#### [WHAT IS REQUIRED]
Select every line containing the word "иждивении" from the material, and copy those lines.

#### [Saved data entries]
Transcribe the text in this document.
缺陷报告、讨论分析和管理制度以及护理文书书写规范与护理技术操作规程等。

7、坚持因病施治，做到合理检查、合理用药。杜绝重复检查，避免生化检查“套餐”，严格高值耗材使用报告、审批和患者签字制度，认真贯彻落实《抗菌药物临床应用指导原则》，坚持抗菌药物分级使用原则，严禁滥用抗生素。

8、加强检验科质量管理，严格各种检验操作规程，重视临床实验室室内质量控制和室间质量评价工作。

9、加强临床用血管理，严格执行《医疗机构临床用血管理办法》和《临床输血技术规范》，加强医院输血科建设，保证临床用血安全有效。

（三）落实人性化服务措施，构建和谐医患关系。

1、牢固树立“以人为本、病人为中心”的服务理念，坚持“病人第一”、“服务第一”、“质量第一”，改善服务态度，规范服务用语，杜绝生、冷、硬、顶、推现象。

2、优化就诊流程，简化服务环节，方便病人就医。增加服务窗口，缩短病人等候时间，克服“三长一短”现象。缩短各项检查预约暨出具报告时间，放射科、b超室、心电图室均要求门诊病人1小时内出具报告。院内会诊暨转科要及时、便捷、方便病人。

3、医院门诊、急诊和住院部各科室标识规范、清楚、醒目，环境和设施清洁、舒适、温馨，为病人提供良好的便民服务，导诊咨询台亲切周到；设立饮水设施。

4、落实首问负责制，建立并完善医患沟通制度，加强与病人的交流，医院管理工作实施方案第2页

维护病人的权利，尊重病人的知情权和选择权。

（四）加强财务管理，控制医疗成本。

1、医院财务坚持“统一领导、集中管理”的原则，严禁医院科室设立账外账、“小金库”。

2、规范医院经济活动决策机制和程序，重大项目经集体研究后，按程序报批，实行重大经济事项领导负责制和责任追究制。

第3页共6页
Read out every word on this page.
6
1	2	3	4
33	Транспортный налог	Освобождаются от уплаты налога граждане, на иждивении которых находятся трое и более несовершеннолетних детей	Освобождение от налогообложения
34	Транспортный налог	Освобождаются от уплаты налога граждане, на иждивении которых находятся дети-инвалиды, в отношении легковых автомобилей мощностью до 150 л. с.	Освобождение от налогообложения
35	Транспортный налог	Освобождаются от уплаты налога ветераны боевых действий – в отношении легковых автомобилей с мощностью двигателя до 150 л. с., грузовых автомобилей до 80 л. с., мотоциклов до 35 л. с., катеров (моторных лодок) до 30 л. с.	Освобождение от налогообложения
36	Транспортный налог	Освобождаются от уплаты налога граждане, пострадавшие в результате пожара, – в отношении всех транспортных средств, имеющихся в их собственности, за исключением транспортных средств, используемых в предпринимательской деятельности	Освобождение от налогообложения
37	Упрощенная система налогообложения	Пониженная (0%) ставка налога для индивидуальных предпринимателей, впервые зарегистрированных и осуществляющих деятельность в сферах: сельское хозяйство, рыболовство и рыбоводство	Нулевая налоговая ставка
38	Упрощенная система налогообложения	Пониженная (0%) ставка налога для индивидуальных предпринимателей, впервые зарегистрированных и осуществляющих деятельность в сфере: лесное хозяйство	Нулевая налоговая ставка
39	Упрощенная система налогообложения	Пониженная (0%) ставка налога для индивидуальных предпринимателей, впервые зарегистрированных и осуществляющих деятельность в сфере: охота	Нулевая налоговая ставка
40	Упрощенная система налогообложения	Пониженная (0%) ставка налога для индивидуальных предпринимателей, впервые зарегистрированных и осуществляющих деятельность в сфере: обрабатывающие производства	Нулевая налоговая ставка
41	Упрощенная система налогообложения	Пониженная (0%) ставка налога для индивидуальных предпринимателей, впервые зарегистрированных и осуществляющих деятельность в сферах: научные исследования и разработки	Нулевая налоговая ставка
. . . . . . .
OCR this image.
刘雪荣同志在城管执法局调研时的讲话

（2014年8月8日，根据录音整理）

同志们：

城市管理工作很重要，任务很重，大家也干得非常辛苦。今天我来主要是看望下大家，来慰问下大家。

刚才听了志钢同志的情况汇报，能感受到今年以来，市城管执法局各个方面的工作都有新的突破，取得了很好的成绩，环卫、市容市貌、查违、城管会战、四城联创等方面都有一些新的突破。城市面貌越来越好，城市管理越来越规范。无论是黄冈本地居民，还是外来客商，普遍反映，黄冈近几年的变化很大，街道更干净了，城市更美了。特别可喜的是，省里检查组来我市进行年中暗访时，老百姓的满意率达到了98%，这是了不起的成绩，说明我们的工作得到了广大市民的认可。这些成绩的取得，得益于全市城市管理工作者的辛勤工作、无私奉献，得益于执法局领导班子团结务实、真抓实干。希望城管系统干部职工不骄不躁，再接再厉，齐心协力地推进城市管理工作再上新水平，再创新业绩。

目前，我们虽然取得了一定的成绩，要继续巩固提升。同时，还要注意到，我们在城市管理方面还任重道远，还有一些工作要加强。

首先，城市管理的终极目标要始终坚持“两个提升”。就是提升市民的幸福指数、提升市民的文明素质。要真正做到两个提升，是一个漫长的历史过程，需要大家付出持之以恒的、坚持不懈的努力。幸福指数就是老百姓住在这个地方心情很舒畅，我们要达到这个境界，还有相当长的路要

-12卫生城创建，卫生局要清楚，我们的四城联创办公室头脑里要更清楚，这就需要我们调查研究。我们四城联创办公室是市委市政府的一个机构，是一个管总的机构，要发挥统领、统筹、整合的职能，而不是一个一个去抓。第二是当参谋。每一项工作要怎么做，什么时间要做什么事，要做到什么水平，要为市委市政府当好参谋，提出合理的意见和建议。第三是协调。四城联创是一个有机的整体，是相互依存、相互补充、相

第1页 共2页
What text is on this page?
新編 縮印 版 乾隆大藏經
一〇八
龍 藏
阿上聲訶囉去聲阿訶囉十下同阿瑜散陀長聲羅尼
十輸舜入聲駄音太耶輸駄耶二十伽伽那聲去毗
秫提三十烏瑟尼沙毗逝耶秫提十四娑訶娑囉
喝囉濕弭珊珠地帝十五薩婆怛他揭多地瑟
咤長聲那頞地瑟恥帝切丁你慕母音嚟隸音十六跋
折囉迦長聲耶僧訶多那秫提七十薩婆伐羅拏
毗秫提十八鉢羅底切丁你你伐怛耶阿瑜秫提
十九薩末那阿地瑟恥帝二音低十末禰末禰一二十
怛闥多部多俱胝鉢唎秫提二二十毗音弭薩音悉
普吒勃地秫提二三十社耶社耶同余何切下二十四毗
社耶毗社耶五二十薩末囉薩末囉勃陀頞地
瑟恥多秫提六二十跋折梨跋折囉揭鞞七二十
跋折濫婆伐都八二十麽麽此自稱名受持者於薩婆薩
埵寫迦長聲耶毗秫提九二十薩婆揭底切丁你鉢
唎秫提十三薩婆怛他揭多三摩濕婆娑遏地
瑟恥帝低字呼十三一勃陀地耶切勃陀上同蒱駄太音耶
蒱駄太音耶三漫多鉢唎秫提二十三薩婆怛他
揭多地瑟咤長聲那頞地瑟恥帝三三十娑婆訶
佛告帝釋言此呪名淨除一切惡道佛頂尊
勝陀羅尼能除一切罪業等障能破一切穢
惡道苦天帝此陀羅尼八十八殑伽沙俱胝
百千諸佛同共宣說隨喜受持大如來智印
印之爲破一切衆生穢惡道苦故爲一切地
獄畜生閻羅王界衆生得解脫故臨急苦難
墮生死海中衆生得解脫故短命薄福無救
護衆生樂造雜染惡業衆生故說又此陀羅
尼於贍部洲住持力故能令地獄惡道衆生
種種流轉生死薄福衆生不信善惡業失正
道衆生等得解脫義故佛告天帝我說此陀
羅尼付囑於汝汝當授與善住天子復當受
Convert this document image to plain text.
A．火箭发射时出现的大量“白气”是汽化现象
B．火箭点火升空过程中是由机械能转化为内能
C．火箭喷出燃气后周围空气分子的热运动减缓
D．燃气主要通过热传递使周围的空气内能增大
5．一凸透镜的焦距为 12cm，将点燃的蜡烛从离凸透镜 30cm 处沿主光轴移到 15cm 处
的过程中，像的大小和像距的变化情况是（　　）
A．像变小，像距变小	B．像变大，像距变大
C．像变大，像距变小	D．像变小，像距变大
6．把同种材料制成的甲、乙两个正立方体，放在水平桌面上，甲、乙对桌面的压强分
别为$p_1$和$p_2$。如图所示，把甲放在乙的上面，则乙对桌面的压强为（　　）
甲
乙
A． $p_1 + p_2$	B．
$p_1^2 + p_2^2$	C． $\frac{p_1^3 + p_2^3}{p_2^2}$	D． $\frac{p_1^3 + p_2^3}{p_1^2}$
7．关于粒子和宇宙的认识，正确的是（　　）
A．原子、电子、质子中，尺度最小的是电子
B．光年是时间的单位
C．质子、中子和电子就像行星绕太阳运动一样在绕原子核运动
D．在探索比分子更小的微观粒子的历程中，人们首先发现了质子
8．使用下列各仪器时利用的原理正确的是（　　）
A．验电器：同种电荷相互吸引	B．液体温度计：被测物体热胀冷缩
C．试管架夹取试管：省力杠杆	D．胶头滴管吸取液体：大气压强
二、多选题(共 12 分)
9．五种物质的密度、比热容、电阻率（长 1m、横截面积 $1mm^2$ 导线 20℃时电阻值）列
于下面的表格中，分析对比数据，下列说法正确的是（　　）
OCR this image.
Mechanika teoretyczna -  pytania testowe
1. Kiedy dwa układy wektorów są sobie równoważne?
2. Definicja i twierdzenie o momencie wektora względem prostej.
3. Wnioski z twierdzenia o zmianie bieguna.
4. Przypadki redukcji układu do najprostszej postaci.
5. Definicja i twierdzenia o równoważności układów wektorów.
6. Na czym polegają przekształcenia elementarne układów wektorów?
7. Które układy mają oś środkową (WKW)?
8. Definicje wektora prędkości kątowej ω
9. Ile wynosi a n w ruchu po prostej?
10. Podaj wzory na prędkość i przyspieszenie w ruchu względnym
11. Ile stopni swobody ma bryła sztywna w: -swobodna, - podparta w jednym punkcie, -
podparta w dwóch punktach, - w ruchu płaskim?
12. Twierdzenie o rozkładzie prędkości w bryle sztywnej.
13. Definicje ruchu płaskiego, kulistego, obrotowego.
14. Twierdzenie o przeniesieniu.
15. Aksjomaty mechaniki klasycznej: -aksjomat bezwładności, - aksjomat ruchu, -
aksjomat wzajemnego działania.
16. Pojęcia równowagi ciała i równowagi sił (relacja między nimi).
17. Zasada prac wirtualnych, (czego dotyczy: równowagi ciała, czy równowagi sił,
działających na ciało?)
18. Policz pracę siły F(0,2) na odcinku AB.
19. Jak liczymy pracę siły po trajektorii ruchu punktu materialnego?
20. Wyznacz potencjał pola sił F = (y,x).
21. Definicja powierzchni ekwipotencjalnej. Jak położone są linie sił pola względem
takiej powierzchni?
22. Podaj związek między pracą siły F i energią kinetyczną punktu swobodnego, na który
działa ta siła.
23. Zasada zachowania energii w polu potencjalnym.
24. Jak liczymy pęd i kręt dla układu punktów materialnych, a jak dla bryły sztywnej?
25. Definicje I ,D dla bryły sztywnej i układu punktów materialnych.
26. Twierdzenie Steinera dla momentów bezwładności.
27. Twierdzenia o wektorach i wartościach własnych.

#### [RESPONSE TO THIS TASK]
33	Транспортный налог	Освобождаются от уплаты налога граждане, на иждивении которых находятся трое и более несовершеннолетних детей	Освобождение от налогообложения
34	Транспортный налог	Освобождаются от уплаты налога граждане, на иждивении которых находятся дети-инвалиды, в отношении легковых автомобилей мощностью до 150 л. с.	Освобождение от налогообложения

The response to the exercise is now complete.